• Problem
Scan the data below. Pull out each line where "million" occurs.

• Dataset excerpts
------
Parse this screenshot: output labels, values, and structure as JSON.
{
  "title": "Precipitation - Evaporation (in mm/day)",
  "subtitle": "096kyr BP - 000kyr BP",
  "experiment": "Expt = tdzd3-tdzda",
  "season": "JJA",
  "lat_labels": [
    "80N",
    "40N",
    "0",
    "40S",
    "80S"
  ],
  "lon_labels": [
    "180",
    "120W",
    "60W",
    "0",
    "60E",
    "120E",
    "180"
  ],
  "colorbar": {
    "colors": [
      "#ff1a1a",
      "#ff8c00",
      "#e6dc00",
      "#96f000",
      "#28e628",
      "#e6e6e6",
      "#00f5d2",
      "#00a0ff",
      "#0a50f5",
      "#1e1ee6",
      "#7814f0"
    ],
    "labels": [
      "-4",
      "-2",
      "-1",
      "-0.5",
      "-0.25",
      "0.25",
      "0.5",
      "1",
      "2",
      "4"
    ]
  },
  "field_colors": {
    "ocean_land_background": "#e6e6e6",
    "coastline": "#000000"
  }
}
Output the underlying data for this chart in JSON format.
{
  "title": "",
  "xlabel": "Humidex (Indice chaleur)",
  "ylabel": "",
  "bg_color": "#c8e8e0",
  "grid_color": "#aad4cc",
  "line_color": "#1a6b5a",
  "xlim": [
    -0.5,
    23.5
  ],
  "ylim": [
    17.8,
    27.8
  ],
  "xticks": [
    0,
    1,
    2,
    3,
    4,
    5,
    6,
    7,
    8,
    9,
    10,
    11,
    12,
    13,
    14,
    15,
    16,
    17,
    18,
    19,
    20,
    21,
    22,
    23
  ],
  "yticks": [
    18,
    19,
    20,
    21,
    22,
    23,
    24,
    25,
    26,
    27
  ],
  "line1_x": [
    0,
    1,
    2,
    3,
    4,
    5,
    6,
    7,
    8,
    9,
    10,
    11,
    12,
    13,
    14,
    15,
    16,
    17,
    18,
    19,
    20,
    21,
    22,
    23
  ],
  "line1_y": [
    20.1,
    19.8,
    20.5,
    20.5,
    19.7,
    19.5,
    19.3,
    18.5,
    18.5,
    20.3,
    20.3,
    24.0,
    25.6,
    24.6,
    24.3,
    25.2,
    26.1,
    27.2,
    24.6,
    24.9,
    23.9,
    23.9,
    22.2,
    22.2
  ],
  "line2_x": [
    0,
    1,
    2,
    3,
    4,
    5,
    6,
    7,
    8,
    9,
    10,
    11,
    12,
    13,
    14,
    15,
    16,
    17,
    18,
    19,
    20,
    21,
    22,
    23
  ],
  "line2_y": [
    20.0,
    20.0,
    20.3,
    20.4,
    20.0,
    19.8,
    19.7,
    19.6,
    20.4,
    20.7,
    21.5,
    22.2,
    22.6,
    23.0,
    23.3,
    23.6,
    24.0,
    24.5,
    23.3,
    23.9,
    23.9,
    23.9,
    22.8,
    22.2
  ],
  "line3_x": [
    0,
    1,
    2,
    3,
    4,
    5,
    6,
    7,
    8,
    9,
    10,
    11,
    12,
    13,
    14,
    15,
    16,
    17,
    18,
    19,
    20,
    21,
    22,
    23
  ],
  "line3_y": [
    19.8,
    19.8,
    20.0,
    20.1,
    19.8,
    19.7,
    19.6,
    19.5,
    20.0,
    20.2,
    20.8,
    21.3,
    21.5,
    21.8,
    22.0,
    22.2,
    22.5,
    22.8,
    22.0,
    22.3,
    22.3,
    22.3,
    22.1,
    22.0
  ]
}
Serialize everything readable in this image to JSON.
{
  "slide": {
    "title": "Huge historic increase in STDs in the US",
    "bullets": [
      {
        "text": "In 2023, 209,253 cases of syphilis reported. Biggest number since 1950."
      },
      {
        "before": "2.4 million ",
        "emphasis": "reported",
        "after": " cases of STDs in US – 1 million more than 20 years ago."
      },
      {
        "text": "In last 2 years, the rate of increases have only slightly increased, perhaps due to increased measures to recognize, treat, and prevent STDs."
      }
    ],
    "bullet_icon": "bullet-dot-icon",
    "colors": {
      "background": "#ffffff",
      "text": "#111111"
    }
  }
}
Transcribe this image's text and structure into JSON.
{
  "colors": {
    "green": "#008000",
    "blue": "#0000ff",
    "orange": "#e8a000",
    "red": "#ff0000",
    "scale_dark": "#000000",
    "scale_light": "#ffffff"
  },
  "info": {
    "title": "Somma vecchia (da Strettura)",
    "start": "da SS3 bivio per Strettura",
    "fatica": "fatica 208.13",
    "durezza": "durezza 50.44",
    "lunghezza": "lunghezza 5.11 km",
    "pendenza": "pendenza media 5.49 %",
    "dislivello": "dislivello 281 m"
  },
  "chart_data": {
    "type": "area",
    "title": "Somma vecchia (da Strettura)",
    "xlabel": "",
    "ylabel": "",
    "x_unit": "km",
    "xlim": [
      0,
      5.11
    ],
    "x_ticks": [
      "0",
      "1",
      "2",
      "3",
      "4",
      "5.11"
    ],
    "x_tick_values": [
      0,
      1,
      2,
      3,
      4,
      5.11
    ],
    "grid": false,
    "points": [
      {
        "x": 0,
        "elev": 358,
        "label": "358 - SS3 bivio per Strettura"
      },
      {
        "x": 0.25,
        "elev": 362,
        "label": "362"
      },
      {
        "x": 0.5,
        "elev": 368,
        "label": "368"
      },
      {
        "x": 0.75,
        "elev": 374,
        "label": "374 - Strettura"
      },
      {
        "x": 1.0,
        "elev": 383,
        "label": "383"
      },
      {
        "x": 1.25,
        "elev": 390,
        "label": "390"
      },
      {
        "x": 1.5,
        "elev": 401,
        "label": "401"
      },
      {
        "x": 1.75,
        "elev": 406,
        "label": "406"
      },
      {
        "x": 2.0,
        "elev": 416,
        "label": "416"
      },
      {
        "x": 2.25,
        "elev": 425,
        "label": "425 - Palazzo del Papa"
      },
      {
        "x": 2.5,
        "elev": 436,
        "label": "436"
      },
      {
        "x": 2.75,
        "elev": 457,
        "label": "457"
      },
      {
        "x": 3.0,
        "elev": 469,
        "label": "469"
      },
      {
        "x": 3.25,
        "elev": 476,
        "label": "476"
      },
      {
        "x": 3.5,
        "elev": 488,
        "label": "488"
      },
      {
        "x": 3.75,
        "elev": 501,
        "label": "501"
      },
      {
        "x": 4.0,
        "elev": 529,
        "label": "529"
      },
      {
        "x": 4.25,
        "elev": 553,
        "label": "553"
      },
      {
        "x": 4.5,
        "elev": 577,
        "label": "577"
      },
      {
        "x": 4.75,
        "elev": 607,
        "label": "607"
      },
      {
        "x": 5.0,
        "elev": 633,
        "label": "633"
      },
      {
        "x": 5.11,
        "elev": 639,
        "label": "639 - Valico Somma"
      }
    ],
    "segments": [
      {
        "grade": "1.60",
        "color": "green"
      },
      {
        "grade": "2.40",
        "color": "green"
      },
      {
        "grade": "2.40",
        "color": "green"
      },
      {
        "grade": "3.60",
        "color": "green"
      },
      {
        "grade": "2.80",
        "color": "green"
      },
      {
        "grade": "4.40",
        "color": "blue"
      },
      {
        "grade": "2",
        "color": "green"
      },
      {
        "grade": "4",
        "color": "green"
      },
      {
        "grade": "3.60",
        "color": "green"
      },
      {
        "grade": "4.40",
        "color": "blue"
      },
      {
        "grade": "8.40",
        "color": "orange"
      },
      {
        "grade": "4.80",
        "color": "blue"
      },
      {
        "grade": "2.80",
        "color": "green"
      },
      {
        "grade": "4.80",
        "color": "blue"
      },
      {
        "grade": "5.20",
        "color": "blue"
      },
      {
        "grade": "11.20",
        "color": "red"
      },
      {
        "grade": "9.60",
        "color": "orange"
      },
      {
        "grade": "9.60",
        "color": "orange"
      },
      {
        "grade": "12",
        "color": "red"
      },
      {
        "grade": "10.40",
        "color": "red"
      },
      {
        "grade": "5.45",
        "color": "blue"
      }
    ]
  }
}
------
• Exercise result
        "before": "2.4 million ",
        "after": " cases of STDs in US – 1 million more than 20 years ago."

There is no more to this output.